Copy each of the entries below faithfully, setting aside any pictures.
━━ Provided entries ━━
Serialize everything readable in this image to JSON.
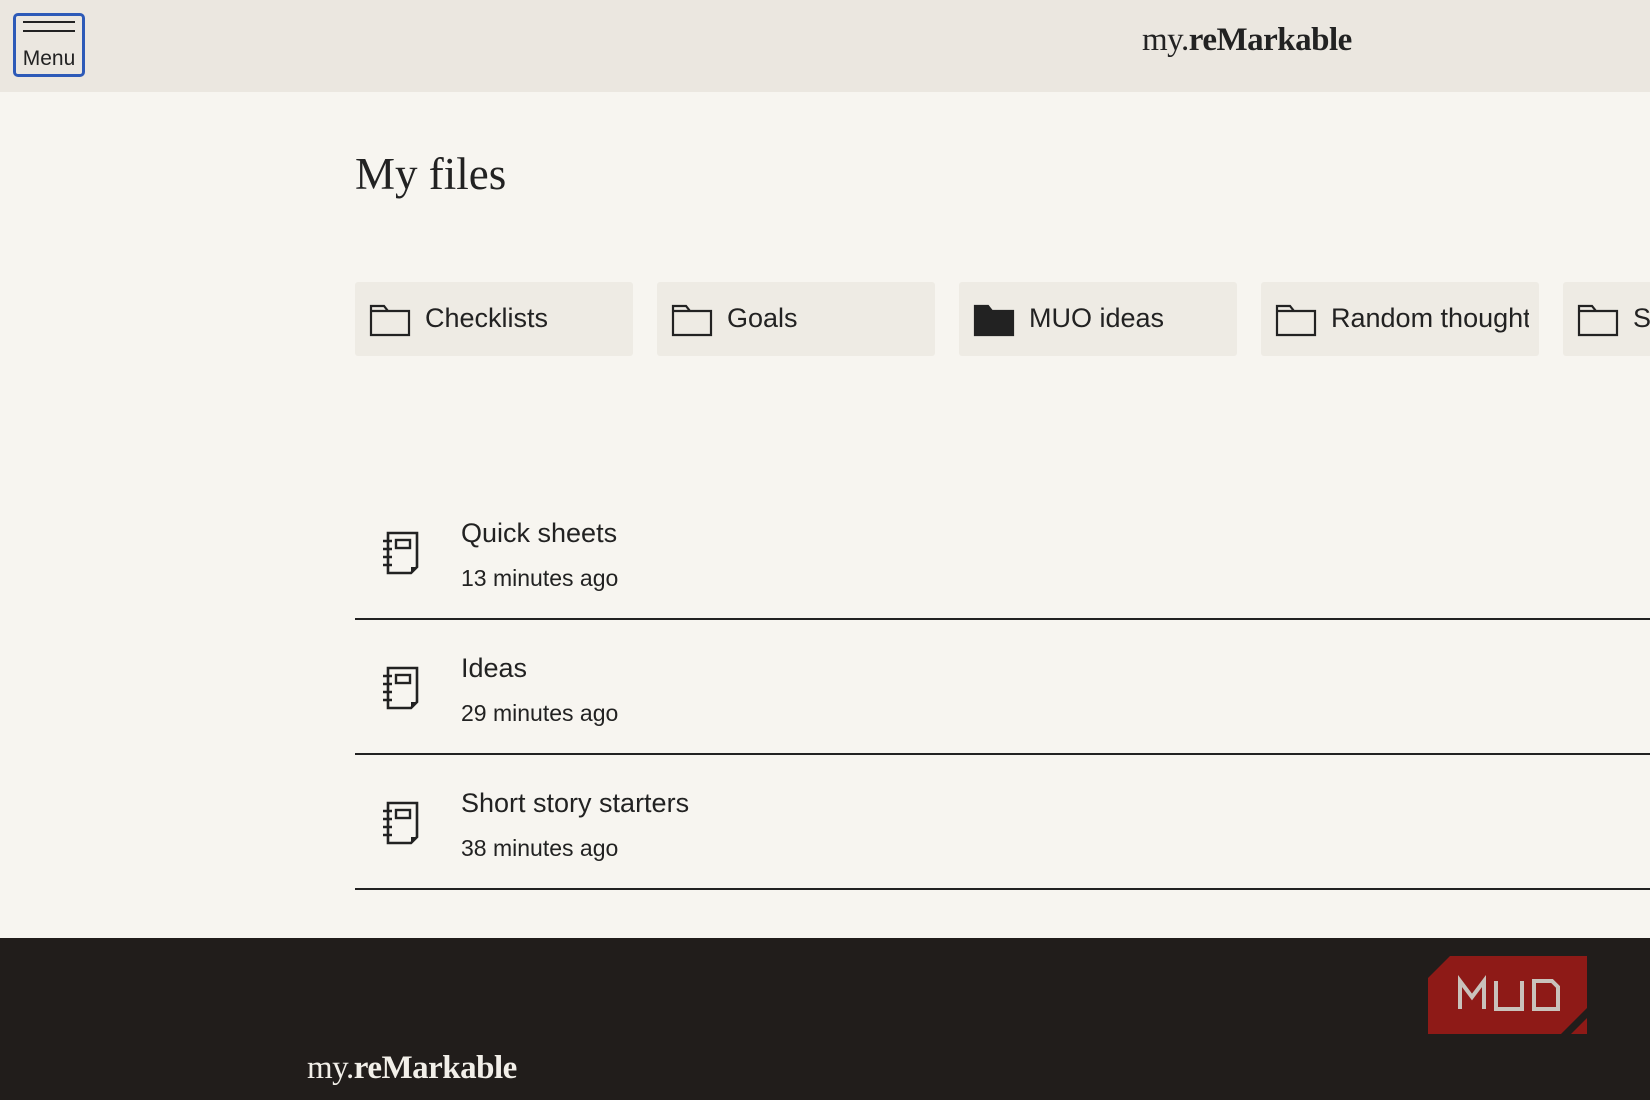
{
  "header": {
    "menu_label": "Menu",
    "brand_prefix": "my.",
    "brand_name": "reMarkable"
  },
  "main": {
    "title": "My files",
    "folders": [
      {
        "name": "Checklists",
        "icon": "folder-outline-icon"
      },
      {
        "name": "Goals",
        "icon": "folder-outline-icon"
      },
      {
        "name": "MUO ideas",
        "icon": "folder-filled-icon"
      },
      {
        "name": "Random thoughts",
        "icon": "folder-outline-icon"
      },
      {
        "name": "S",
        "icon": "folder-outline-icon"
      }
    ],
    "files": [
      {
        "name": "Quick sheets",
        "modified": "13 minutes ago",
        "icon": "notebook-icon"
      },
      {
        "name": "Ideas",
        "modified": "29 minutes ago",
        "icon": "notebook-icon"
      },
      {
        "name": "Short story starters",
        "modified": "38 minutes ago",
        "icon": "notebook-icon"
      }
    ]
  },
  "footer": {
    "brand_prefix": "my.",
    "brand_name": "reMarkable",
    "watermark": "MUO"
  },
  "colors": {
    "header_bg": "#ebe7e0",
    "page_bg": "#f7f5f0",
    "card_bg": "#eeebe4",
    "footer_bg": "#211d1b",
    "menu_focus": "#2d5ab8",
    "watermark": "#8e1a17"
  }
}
━━━
> [Response to the task]:
Serialize everything readable in this image to JSON.
{
  "header": {
    "menu_label": "Menu",
    "brand_prefix": "my.",
    "brand_name": "reMarkable"
  },
  "main": {
    "title": "My files",
    "folders": [
      {
        "name": "Checklists",
        "icon": "folder-outline-icon"
      },
      {
        "name": "Goals",
        "icon": "folder-outline-icon"
      },
      {
        "name": "MUO ideas",
        "icon": "folder-filled-icon"
      },
      {
        "name": "Random thoughts",
        "icon": "folder-outline-icon"
      },
      {
        "name": "S",
        "icon": "folder-outline-icon"
      }
    ],
    "files": [
      {
        "name": "Quick sheets",
        "modified": "13 minutes ago",
        "icon": "notebook-icon"
      },
      {
        "name": "Ideas",
        "modified": "29 minutes ago",
        "icon": "notebook-icon"
      },
      {
        "name": "Short story starters",
        "modified": "38 minutes ago",
        "icon": "notebook-icon"
      }
    ]
  },
  "footer": {
    "brand_prefix": "my.",
    "brand_name": "reMarkable",
    "watermark": "MUO"
  },
  "colors": {
    "header_bg": "#ebe7e0",
    "page_bg": "#f7f5f0",
    "card_bg": "#eeebe4",
    "footer_bg": "#211d1b",
    "menu_focus": "#2d5ab8",
    "watermark": "#8e1a17"
  }
}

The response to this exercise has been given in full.